───── Supplied entries

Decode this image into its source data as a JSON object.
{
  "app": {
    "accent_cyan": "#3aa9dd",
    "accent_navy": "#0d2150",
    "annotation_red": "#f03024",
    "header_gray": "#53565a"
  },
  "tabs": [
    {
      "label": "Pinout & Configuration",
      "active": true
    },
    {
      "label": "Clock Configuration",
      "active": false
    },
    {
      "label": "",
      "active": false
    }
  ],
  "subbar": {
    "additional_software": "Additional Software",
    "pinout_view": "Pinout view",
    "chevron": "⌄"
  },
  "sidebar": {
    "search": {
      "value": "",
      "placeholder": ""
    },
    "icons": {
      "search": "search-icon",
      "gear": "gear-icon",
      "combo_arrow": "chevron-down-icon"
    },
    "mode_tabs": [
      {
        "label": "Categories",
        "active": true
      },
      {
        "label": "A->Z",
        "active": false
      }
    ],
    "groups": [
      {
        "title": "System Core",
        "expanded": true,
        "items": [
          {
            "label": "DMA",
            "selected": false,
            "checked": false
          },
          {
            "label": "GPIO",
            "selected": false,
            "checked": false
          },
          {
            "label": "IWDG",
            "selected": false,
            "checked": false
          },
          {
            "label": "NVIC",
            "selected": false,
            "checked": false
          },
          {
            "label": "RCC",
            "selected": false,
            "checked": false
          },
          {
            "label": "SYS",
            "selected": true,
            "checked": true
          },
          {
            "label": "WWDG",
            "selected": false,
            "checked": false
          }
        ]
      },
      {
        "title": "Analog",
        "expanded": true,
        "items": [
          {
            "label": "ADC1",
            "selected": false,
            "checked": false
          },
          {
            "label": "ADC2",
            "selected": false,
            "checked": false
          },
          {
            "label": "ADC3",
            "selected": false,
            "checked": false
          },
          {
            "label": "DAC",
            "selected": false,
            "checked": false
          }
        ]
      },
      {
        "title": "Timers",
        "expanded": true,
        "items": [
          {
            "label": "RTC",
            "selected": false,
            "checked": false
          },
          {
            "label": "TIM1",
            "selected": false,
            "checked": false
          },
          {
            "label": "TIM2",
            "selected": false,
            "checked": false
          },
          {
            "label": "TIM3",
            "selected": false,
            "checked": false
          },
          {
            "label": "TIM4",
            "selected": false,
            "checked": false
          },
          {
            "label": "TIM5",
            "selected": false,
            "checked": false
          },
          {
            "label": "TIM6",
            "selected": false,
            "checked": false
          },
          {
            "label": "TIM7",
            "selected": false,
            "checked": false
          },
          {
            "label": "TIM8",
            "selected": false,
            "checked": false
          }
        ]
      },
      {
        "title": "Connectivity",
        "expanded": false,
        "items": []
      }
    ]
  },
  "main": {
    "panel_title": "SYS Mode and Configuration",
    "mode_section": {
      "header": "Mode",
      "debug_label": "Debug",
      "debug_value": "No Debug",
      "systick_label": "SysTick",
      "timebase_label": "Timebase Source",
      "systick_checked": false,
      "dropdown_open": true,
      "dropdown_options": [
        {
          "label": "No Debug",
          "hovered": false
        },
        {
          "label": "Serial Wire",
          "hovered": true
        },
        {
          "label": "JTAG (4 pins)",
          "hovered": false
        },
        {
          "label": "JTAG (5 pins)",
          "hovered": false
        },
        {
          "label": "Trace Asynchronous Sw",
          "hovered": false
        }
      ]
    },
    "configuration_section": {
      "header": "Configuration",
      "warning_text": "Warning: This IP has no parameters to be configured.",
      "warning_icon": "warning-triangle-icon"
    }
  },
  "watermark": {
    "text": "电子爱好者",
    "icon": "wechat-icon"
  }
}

──────────
───── Supplied entries

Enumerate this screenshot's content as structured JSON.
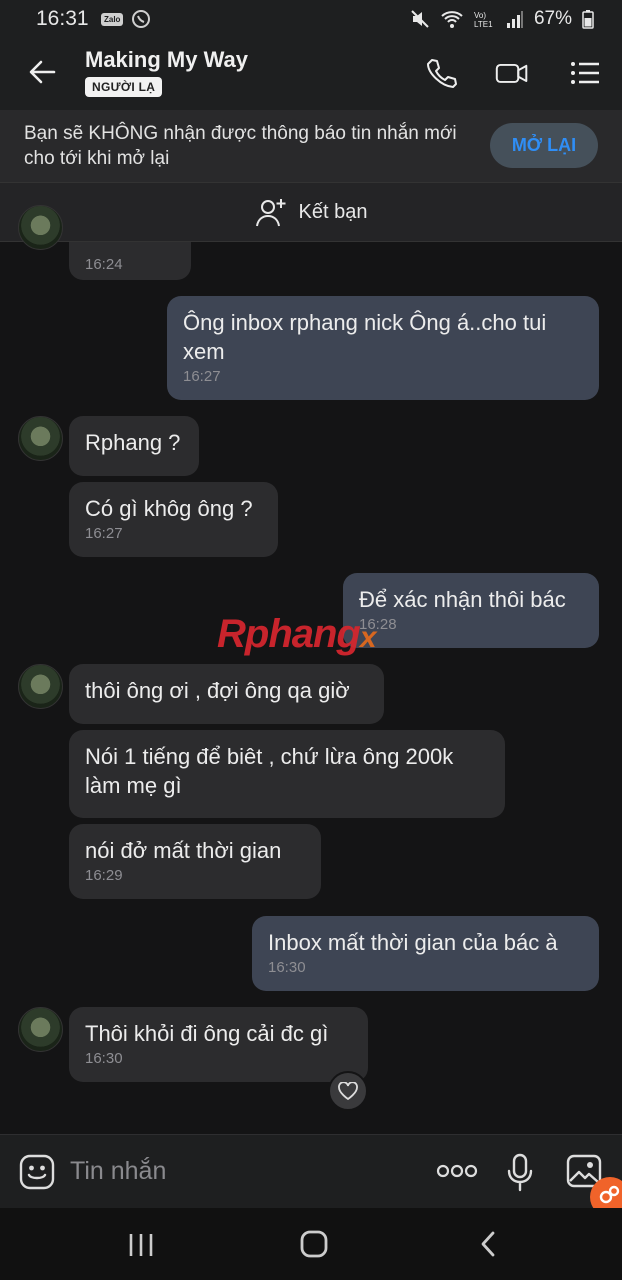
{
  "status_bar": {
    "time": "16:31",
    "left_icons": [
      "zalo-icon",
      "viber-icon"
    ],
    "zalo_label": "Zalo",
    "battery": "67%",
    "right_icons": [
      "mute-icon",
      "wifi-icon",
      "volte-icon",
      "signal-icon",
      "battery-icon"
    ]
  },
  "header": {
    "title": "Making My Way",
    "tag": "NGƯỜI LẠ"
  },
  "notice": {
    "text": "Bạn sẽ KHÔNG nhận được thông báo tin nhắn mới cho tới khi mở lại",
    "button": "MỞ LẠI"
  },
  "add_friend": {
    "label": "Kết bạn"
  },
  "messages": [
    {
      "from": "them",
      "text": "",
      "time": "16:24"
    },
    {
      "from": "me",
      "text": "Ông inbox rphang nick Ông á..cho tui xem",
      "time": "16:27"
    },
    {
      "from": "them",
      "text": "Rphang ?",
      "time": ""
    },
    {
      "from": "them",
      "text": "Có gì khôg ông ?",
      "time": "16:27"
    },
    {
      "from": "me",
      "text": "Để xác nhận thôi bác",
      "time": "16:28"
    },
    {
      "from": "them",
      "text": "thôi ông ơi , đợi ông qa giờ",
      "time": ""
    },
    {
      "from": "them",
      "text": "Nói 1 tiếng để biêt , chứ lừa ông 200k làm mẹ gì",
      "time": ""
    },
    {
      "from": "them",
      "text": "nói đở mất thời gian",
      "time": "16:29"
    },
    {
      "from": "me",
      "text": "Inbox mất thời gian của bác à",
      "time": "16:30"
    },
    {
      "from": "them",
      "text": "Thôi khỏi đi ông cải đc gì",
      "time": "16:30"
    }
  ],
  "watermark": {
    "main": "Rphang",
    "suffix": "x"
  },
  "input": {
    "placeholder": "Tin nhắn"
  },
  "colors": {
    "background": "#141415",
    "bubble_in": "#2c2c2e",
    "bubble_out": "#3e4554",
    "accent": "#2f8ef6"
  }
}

──────────
───── Supplied entries

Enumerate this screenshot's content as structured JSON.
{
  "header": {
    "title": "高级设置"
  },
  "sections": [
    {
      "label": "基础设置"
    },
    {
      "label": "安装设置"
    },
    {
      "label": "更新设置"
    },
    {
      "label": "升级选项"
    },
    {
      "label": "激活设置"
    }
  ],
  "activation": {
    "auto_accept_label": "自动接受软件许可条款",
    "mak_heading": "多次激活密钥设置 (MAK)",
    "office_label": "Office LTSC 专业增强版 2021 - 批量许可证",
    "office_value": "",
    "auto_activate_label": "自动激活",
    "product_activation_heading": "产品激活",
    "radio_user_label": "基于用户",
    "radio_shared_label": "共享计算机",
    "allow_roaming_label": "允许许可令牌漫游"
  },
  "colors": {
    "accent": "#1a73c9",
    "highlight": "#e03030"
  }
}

──────────

- What to work on: Examine the listing and say how many of its lines contain the string "nhận". Give the number alone.

- Output of the task: 2